** BEGIN EXERCISE DATA **
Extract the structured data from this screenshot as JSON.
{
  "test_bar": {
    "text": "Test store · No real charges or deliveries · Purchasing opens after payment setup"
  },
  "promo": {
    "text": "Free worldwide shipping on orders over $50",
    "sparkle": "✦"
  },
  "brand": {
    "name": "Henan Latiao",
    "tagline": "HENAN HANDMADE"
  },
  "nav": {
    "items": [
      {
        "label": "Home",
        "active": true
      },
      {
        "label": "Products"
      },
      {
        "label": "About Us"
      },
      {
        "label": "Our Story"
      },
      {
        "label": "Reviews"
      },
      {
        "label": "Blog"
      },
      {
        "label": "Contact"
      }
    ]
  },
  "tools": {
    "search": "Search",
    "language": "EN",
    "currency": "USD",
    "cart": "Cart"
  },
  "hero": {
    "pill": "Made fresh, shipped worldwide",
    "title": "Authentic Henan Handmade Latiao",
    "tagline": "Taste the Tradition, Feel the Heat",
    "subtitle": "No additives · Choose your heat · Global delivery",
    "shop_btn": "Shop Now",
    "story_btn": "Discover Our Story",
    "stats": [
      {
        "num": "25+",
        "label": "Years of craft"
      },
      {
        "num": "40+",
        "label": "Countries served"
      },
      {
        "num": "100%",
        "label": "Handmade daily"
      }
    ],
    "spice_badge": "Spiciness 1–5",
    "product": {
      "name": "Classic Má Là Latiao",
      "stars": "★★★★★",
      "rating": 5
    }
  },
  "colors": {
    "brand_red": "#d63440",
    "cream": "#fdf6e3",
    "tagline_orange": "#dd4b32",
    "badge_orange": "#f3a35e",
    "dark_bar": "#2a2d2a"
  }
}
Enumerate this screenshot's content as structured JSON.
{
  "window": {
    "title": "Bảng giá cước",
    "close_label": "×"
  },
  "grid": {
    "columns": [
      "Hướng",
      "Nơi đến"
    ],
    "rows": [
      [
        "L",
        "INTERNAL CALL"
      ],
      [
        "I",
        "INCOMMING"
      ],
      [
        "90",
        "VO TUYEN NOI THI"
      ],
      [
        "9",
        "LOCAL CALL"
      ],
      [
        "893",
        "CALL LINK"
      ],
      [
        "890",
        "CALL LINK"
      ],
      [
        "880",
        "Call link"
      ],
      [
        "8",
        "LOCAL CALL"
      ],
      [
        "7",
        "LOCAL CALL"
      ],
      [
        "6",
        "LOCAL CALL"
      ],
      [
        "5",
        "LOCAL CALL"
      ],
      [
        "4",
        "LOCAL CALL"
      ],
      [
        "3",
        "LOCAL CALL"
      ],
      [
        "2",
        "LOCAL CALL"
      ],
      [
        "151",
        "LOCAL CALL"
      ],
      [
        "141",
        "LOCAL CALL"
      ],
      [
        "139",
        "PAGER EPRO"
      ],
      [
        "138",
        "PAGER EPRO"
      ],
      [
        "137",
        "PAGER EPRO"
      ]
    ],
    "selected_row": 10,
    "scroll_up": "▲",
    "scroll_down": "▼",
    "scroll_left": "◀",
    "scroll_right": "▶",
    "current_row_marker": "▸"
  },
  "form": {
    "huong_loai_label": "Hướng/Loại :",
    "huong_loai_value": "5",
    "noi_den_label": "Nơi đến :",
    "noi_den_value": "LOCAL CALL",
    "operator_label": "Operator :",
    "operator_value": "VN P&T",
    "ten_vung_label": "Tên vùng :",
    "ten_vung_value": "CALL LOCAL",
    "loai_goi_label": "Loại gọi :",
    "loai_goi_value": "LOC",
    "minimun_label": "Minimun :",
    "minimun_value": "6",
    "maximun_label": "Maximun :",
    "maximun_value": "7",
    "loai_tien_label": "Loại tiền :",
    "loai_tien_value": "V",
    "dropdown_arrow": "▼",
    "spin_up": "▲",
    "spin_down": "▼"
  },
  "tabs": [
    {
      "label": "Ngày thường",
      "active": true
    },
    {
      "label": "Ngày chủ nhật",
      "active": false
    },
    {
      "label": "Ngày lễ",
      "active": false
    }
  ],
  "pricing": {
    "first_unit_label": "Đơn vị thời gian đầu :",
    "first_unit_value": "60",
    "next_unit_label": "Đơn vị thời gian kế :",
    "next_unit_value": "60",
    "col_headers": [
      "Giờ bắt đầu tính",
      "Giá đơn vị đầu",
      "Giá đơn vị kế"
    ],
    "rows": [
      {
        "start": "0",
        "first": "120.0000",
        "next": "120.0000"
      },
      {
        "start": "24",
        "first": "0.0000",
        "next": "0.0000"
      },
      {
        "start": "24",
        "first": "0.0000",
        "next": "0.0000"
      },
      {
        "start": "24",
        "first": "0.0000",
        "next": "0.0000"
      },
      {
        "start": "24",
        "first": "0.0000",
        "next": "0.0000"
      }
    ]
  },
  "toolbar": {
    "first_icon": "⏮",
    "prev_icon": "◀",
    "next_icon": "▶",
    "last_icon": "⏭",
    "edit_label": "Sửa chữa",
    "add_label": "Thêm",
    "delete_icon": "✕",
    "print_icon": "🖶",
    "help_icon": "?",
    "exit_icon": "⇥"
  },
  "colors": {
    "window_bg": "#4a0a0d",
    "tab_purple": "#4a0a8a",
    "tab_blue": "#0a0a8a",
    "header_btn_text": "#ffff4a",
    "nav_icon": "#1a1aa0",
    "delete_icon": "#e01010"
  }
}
** END EXERCISE DATA **
GOAL | Where a line above contains the word "Loại", copy that line.

FINISHED TASK |
    "huong_loai_label": "Hướng/Loại :",
    "loai_goi_label": "Loại gọi :",
    "loai_tien_label": "Loại tiền :",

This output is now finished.